EXERCISE:
Pull out all lines from the listing below in which the word "number" appears.

INPUT RECORDS:
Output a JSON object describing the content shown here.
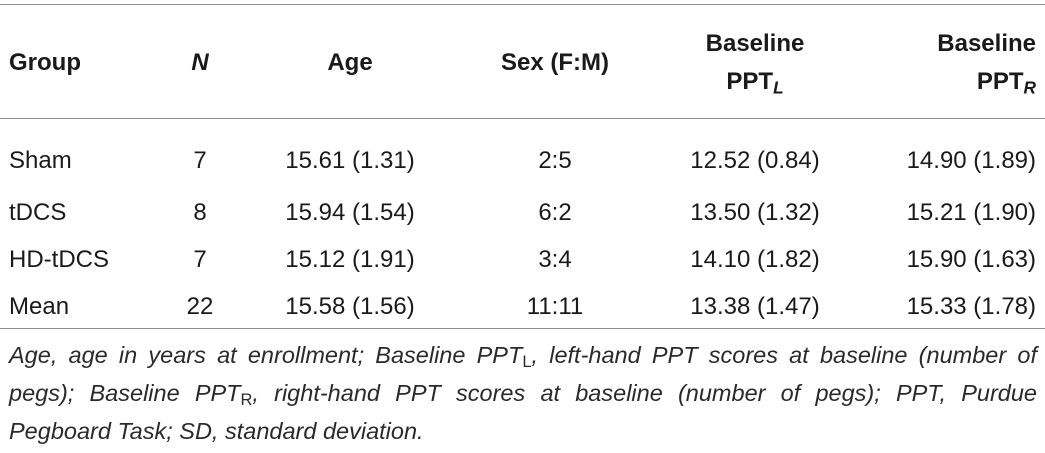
{
  "table": {
    "headers": {
      "group": "Group",
      "n": "N",
      "age": "Age",
      "sex": "Sex (F:M)",
      "baseline_left_prefix": "Baseline",
      "baseline_left_main": "PPT",
      "baseline_left_sub": "L",
      "baseline_right_prefix": "Baseline",
      "baseline_right_main": "PPT",
      "baseline_right_sub": "R"
    },
    "rows": [
      {
        "group": "Sham",
        "n": "7",
        "age": "15.61 (1.31)",
        "sex": "2:5",
        "baseline_left": "12.52 (0.84)",
        "baseline_right": "14.90 (1.89)"
      },
      {
        "group": "tDCS",
        "n": "8",
        "age": "15.94 (1.54)",
        "sex": "6:2",
        "baseline_left": "13.50 (1.32)",
        "baseline_right": "15.21 (1.90)"
      },
      {
        "group": "HD-tDCS",
        "n": "7",
        "age": "15.12 (1.91)",
        "sex": "3:4",
        "baseline_left": "14.10 (1.82)",
        "baseline_right": "15.90 (1.63)"
      },
      {
        "group": "Mean",
        "n": "22",
        "age": "15.58 (1.56)",
        "sex": "11:11",
        "baseline_left": "13.38 (1.47)",
        "baseline_right": "15.33 (1.78)"
      }
    ]
  },
  "footnote": {
    "part1": "Age, age in years at enrollment; Baseline PPT",
    "sub1": "L",
    "part2": ", left-hand PPT scores at baseline (number of pegs); Baseline PPT",
    "sub2": "R",
    "part3": ", right-hand PPT scores at baseline (number of pegs); PPT, Purdue Pegboard Task; SD, standard deviation."
  }
}
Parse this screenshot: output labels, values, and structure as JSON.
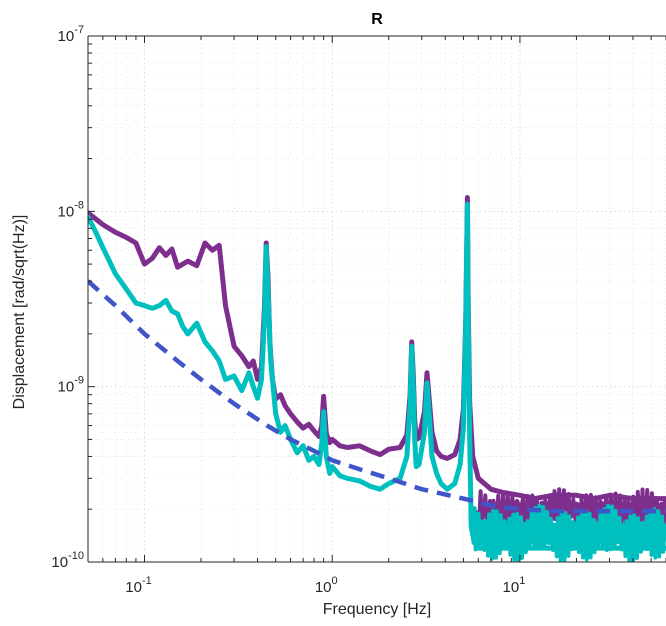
{
  "chart_data": {
    "type": "line",
    "title": "R",
    "xlabel": "Frequency [Hz]",
    "ylabel": "Displacement [rad/sqrt(Hz)]",
    "xscale": "log",
    "yscale": "log",
    "xlim": [
      0.05,
      60
    ],
    "ylim": [
      1e-10,
      1e-07
    ],
    "grid": true,
    "minor_grid": true,
    "x_ticks": [
      {
        "value": 0.1,
        "base": "10",
        "exp": "-1"
      },
      {
        "value": 1,
        "base": "10",
        "exp": "0"
      },
      {
        "value": 10,
        "base": "10",
        "exp": "1"
      }
    ],
    "y_ticks": [
      {
        "value": 1e-10,
        "base": "10",
        "exp": "-10"
      },
      {
        "value": 1e-09,
        "base": "10",
        "exp": "-9"
      },
      {
        "value": 1e-08,
        "base": "10",
        "exp": "-8"
      },
      {
        "value": 1e-07,
        "base": "10",
        "exp": "-7"
      }
    ],
    "series": [
      {
        "color": "#7E2F8E",
        "style": "solid",
        "x": [
          0.05,
          0.06,
          0.07,
          0.08,
          0.09,
          0.1,
          0.11,
          0.12,
          0.13,
          0.14,
          0.15,
          0.17,
          0.19,
          0.21,
          0.23,
          0.25,
          0.27,
          0.3,
          0.33,
          0.36,
          0.38,
          0.4,
          0.42,
          0.435,
          0.445,
          0.455,
          0.465,
          0.48,
          0.5,
          0.53,
          0.56,
          0.6,
          0.65,
          0.7,
          0.75,
          0.8,
          0.85,
          0.88,
          0.9,
          0.93,
          0.97,
          1.0,
          1.1,
          1.2,
          1.4,
          1.6,
          1.8,
          2.0,
          2.3,
          2.5,
          2.6,
          2.65,
          2.7,
          2.75,
          2.8,
          2.9,
          3.1,
          3.2,
          3.3,
          3.4,
          3.6,
          3.8,
          4.1,
          4.5,
          4.8,
          5.0,
          5.15,
          5.25,
          5.3,
          5.4,
          5.6,
          6.0,
          7,
          8,
          10,
          12,
          15,
          20,
          25,
          30,
          40,
          50,
          60
        ],
        "y": [
          9.8e-09,
          8.4e-09,
          7.6e-09,
          7.1e-09,
          6.6e-09,
          5e-09,
          5.4e-09,
          6.2e-09,
          5.6e-09,
          6.1e-09,
          4.8e-09,
          5.2e-09,
          4.9e-09,
          6.6e-09,
          6e-09,
          6.4e-09,
          2.9e-09,
          1.7e-09,
          1.5e-09,
          1.3e-09,
          1.4e-09,
          1.1e-09,
          1.3e-09,
          2.8e-09,
          6.6e-09,
          4.2e-09,
          1.8e-09,
          1.1e-09,
          8.5e-10,
          9e-10,
          7.8e-10,
          7e-10,
          6.3e-10,
          5.8e-10,
          6.1e-10,
          5.6e-10,
          5.2e-10,
          6e-10,
          8.8e-10,
          5.4e-10,
          4.8e-10,
          5e-10,
          4.6e-10,
          4.5e-10,
          4.6e-10,
          4.3e-10,
          4.1e-10,
          4.4e-10,
          4.5e-10,
          5.3e-10,
          9e-10,
          1.8e-09,
          1.2e-09,
          6.5e-10,
          5e-10,
          5.1e-10,
          7.2e-10,
          1.2e-09,
          8e-10,
          5.5e-10,
          4.3e-10,
          4e-10,
          3.9e-10,
          4.1e-10,
          5e-10,
          7.5e-10,
          2.5e-09,
          1.2e-08,
          3e-09,
          8e-10,
          4e-10,
          3e-10,
          2.6e-10,
          2.5e-10,
          2.4e-10,
          2.3e-10,
          2.4e-10,
          2.4e-10,
          2.3e-10,
          2.4e-10,
          2.3e-10,
          2.3e-10,
          2.3e-10
        ]
      },
      {
        "color": "#00BFBF",
        "style": "solid",
        "x": [
          0.05,
          0.055,
          0.06,
          0.065,
          0.07,
          0.08,
          0.09,
          0.1,
          0.11,
          0.12,
          0.13,
          0.14,
          0.15,
          0.16,
          0.17,
          0.19,
          0.21,
          0.23,
          0.25,
          0.27,
          0.3,
          0.33,
          0.36,
          0.38,
          0.4,
          0.42,
          0.435,
          0.445,
          0.455,
          0.47,
          0.5,
          0.53,
          0.56,
          0.6,
          0.65,
          0.7,
          0.75,
          0.8,
          0.85,
          0.88,
          0.9,
          0.93,
          0.97,
          1.0,
          1.1,
          1.2,
          1.4,
          1.6,
          1.8,
          2.0,
          2.3,
          2.5,
          2.6,
          2.65,
          2.7,
          2.75,
          2.8,
          2.9,
          3.1,
          3.2,
          3.3,
          3.4,
          3.6,
          3.8,
          4.1,
          4.5,
          4.8,
          5.0,
          5.15,
          5.25,
          5.3,
          5.4,
          5.5,
          5.7,
          6.0,
          7,
          8,
          10,
          12,
          15,
          20,
          25,
          30,
          40,
          50,
          60
        ],
        "y": [
          9.3e-09,
          7.6e-09,
          6.2e-09,
          5.2e-09,
          4.4e-09,
          3.6e-09,
          3e-09,
          2.9e-09,
          2.8e-09,
          2.9e-09,
          3.1e-09,
          2.7e-09,
          2.6e-09,
          2.2e-09,
          2e-09,
          2.3e-09,
          1.8e-09,
          1.6e-09,
          1.4e-09,
          1.1e-09,
          1.15e-09,
          9.5e-10,
          1.2e-09,
          1e-09,
          8.6e-10,
          1.1e-09,
          2.4e-09,
          6.3e-09,
          3.5e-09,
          1.4e-09,
          7e-10,
          5.5e-10,
          6e-10,
          5e-10,
          4.2e-10,
          4.6e-10,
          3.8e-10,
          4e-10,
          3.6e-10,
          4.8e-10,
          7.2e-10,
          4e-10,
          3.2e-10,
          3.5e-10,
          3.1e-10,
          3e-10,
          2.9e-10,
          2.7e-10,
          2.6e-10,
          2.8e-10,
          3e-10,
          4e-10,
          8e-10,
          1.7e-09,
          1e-09,
          5e-10,
          3.5e-10,
          3.6e-10,
          5.5e-10,
          1.05e-09,
          6.5e-10,
          4e-10,
          3.2e-10,
          2.8e-10,
          2.6e-10,
          2.8e-10,
          3.6e-10,
          5.8e-10,
          2.3e-09,
          1.1e-08,
          2.5e-09,
          5e-10,
          1.6e-10,
          1.3e-10,
          1.2e-10,
          1.2e-10,
          1.2e-10,
          1.2e-10,
          1.2e-10,
          1.2e-10,
          1.2e-10,
          1.2e-10,
          1.2e-10,
          1.2e-10,
          1.2e-10,
          1.2e-10
        ]
      },
      {
        "color": "#4056C8",
        "style": "dashed",
        "x": [
          0.05,
          0.07,
          0.1,
          0.15,
          0.2,
          0.3,
          0.45,
          0.6,
          0.8,
          1.0,
          1.5,
          2,
          3,
          5,
          7,
          10,
          15,
          20,
          30,
          60
        ],
        "y": [
          4e-09,
          2.9e-09,
          2e-09,
          1.4e-09,
          1.1e-09,
          8e-10,
          6e-10,
          5e-10,
          4.3e-10,
          3.8e-10,
          3.3e-10,
          3e-10,
          2.6e-10,
          2.3e-10,
          2.1e-10,
          2e-10,
          1.95e-10,
          1.95e-10,
          1.95e-10,
          1.95e-10
        ]
      }
    ],
    "noise_band": {
      "series_index": 1,
      "x_start": 5.6,
      "y_low": 1e-10,
      "y_high": 2.1e-10
    },
    "noise_band_upper": {
      "series_index": 0,
      "x_start": 6.0,
      "y_low": 1.5e-10,
      "y_high": 2.6e-10
    }
  }
}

EXERCISE RESULT:
    "part2": ", left-hand PPT scores at baseline (number of pegs); Baseline PPT",
    "part3": ", right-hand PPT scores at baseline (number of pegs); PPT, Purdue Pegboard Task; SD, standard deviation."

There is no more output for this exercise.